**Brief:**
Find each line with the string "personas" and report it.

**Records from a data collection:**
····················
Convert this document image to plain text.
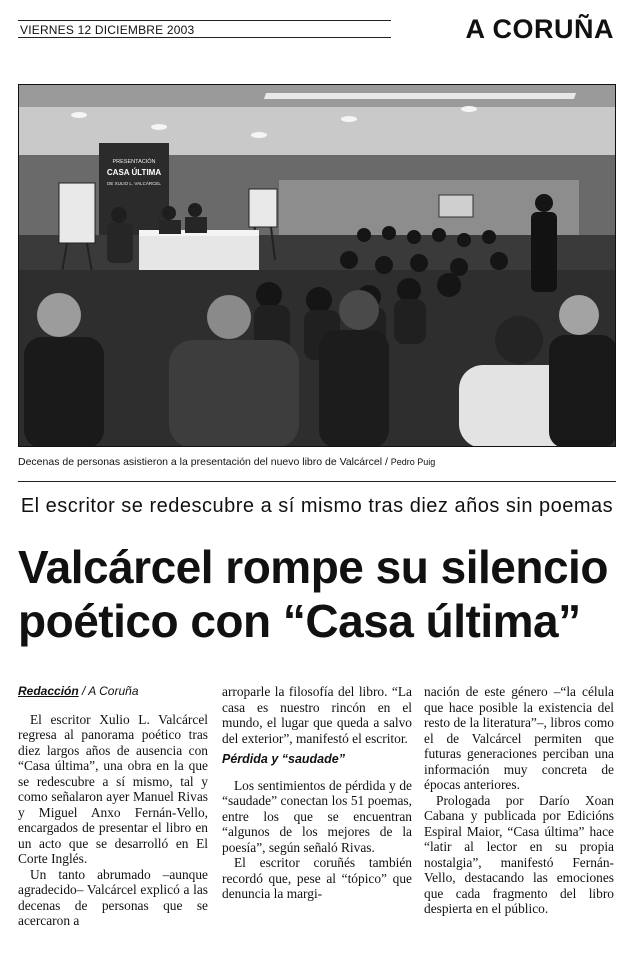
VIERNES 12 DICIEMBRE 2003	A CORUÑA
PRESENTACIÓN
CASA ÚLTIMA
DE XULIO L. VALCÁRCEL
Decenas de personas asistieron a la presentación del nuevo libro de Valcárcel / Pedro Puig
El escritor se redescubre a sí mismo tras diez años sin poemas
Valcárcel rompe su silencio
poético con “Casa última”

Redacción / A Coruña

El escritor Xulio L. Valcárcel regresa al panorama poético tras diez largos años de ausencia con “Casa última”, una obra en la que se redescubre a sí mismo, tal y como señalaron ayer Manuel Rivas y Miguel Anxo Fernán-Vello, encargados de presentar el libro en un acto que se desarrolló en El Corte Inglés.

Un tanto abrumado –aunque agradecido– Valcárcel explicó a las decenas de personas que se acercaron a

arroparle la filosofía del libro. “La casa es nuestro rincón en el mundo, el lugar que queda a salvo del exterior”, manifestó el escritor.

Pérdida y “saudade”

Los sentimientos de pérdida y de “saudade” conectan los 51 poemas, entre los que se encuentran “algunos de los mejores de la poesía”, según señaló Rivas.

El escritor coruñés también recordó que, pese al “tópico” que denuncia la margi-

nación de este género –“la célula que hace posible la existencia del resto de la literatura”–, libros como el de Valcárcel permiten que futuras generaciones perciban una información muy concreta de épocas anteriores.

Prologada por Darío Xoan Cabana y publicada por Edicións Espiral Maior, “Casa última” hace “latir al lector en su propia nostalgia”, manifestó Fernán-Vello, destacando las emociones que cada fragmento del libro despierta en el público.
····················
**The answer:**
Decenas de personas asistieron a la presentación del nuevo libro de Valcárcel / Pedro Puig
Un tanto abrumado –aunque agradecido– Valcárcel explicó a las decenas de personas que se acercaron a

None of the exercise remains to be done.